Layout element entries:

== == ==

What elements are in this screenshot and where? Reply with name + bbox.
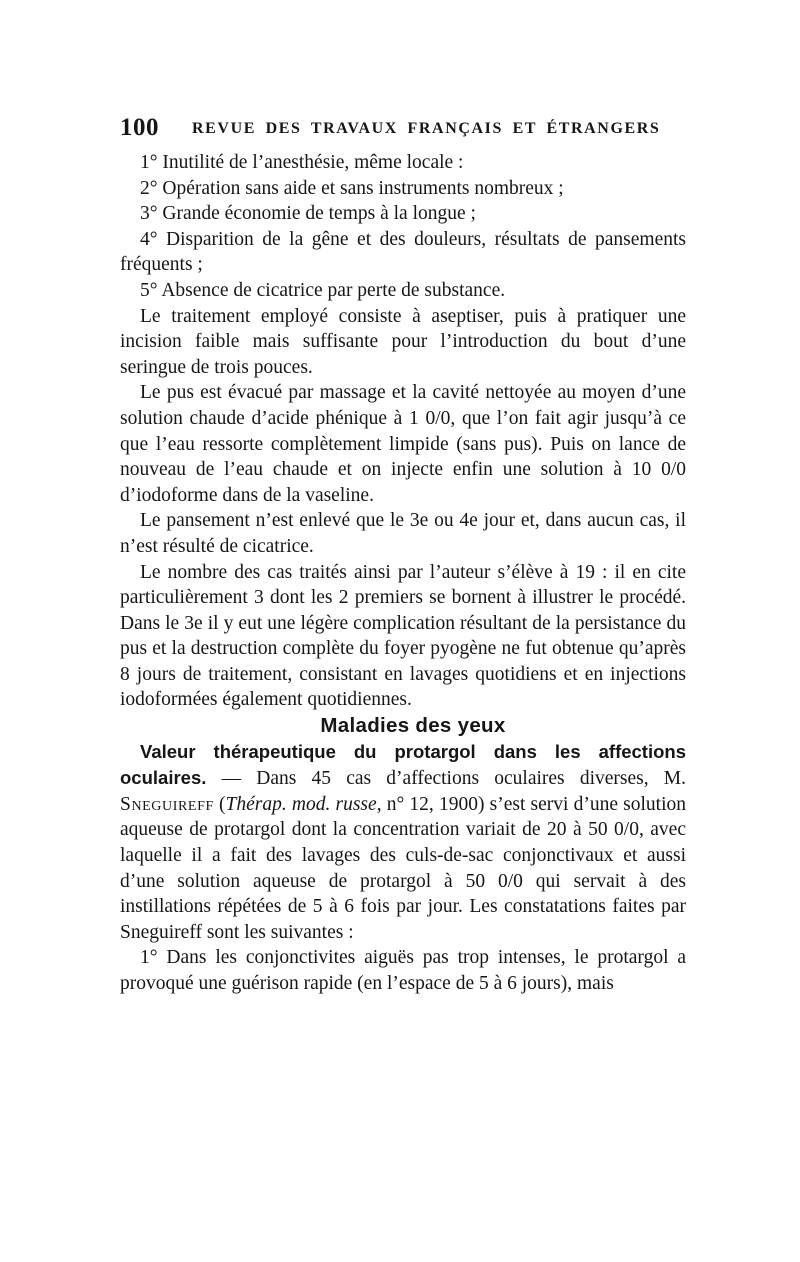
running-header	[120, 114, 686, 144]
section-title: Maladies des yeux	[320, 714, 506, 738]
author-name: Sneguireff	[120, 793, 214, 815]
page-number: 100	[120, 114, 159, 141]
paragraph: Le pansement n’est enlevé que le 3e ou 4e jour et, dans aucun cas, il n’est résulté de cicatrice.	[120, 510, 686, 557]
paren-open: (	[213, 793, 226, 815]
article-text-1: Dans 45 cas d’affections oculaires diverses, M.	[256, 768, 686, 790]
journal-citation: Thérap. mod. russe	[225, 793, 377, 815]
list-item: 5° Absence de cicatrice par perte de substance.	[140, 279, 506, 301]
list-item: 2° Opération sans aide et sans instruments nombreux ;	[140, 177, 564, 199]
list-item: 4° Disparition de la gêne et des douleurs, résultats de pansements fréquents ;	[120, 228, 686, 276]
article-paragraph	[120, 739, 686, 946]
article-text-2: , n° 12, 1900) s’est servi d’une solution aqueuse de protargol dont la concentration variait de 20 à 50 0/0, avec laquelle il a fait des lavages des culs-de-sac conjonctivaux et aussi d’une solution aqueuse de protargol à 50 0/0 qui servait à des instillations répétées de 5 à 6 fois par jour. Les constatations faites par Sneguireff sont les suivantes :	[120, 793, 686, 943]
running-title: REVUE DES TRAVAUX FRANÇAIS ET ÉTRANGERS	[192, 120, 661, 137]
list-item: 1° Inutilité de l’anesthésie, même locale :	[140, 152, 464, 173]
list-item: 3° Grande économie de temps à la longue ;	[140, 203, 476, 225]
paragraph: Le nombre des cas traités ainsi par l’auteur s’élève à 19 : il en cite particulièrement 3 dont les 2 premiers se bornent à illustrer le procédé. Dans le 3e il y eut une légère complication résultant de la persistance du pus et la destruction complète du foyer pyogène ne fut obtenue qu’après 8 jours de traitement, consistant en lavages quotidiens et en injections iodoformées également quotidiennes.	[120, 561, 686, 711]
article-heading: Valeur thérapeutique du protargol dans les affections oculaires.	[120, 740, 686, 789]
body-text	[120, 150, 686, 997]
paragraph: Le traitement employé consiste à aseptiser, puis à pratiquer une incision faible mais suffisante pour l’introduction du bout d’une seringue de trois pouces.	[120, 305, 686, 378]
paragraph: Le pus est évacué par massage et la cavité nettoyée au moyen d’une solution chaude d’acide phénique à 1 0/0, que l’on fait agir jusqu’à ce que l’eau ressorte complètement limpide (sans pus). Puis on lance de nouveau de l’eau chaude et on injecte enfin une solution à 10 0/0 d’iodoforme dans de la vaseline.	[120, 382, 686, 506]
article-dash: —	[206, 768, 257, 790]
article-last-paragraph: 1° Dans les conjonctivites aiguës pas trop intenses, le protargol a provoqué une guérison rapide (en l’espace de 5 à 6 jours), mais	[120, 947, 686, 994]
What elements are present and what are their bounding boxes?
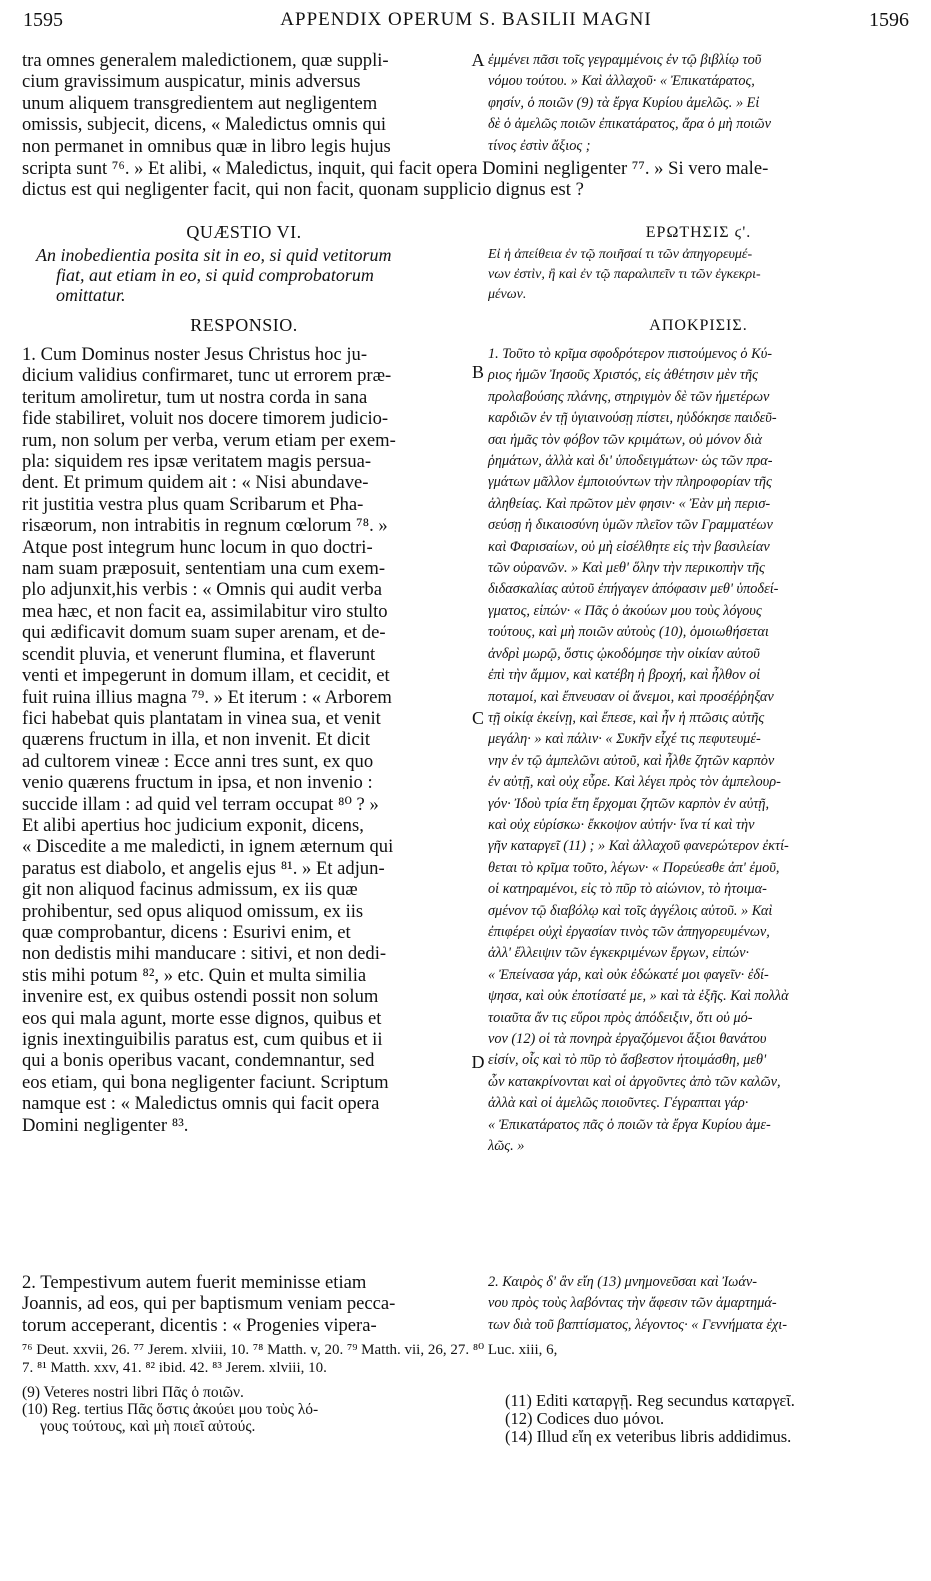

== == ==

◆ Task: Turn every line in the records into a numbered list, skipping blank lines. Leave the pictures out.

◆ Solution to the exercise:
1. What elements are in this screenshot and where? Reply with name + bbox.
2. running-header	[120, 114, 686, 144]
3. section-title: Maladies des yeux	[320, 714, 506, 738]
4. author-name: Sneguireff	[120, 793, 214, 815]
5. page-number: 100	[120, 114, 159, 141]
6. paragraph: Le pansement n’est enlevé que le 3e ou 4e jour et, dans aucun cas, il n’est résulté de cicatrice.	[120, 510, 686, 557]
7. paren-open: (	[213, 793, 226, 815]
8. article-text-1: Dans 45 cas d’affections oculaires diverses, M.	[256, 768, 686, 790]
9. journal-citation: Thérap. mod. russe	[225, 793, 377, 815]
10. list-item: 5° Absence de cicatrice par perte de substance.	[140, 279, 506, 301]
11. list-item: 2° Opération sans aide et sans instruments nombreux ;	[140, 177, 564, 199]
12. list-item: 4° Disparition de la gêne et des douleurs, résultats de pansements fréquents ;	[120, 228, 686, 276]
13. article-paragraph	[120, 739, 686, 946]
14. article-text-2: , n° 12, 1900) s’est servi d’une solution aqueuse de protargol dont la concentration variait de 20 à 50 0/0, avec laquelle il a fait des lavages des culs-de-sac conjonctivaux et aussi d’une solution aqueuse de protargol à 50 0/0 qui servait à des instillations répétées de 5 à 6 fois par jour. Les constatations faites par Sneguireff sont les suivantes :	[120, 793, 686, 943]
15. running-title: REVUE DES TRAVAUX FRANÇAIS ET ÉTRANGERS	[192, 120, 661, 137]
16. list-item: 1° Inutilité de l’anesthésie, même locale :	[140, 152, 464, 173]
17. list-item: 3° Grande économie de temps à la longue ;	[140, 203, 476, 225]
18. paragraph: Le nombre des cas traités ainsi par l’auteur s’élève à 19 : il en cite particulièrement 3 dont les 2 premiers se bornent à illustrer le procédé. Dans le 3e il y eut une légère complication résultant de la persistance du pus et la destruction complète du foyer pyogène ne fut obtenue qu’après 8 jours de traitement, consistant en lavages quotidiens et en injections iodoformées également quotidiennes.	[120, 561, 686, 711]
19. article-heading: Valeur thérapeutique du protargol dans les affections oculaires.	[120, 740, 686, 789]
20. body-text	[120, 150, 686, 997]
21. paragraph: Le traitement employé consiste à aseptiser, puis à pratiquer une incision faible mais suffisante pour l’introduction du bout d’une seringue de trois pouces.	[120, 305, 686, 378]
22. paragraph: Le pus est évacué par massage et la cavité nettoyée au moyen d’une solution chaude d’acide phénique à 1 0/0, que l’on fait agir jusqu’à ce que l’eau ressorte complètement limpide (sans pus). Puis on lance de nouveau de l’eau chaude et on injecte enfin une solution à 10 0/0 d’iodoforme dans de la vaseline.	[120, 382, 686, 506]
23. article-dash: —	[206, 768, 257, 790]
24. article-last-paragraph: 1° Dans les conjonctivites aiguës pas trop intenses, le protargol a provoqué une guérison rapide (en l’espace de 5 à 6 jours), mais	[120, 947, 686, 994]
25. What elements are present and what are their bounding boxes?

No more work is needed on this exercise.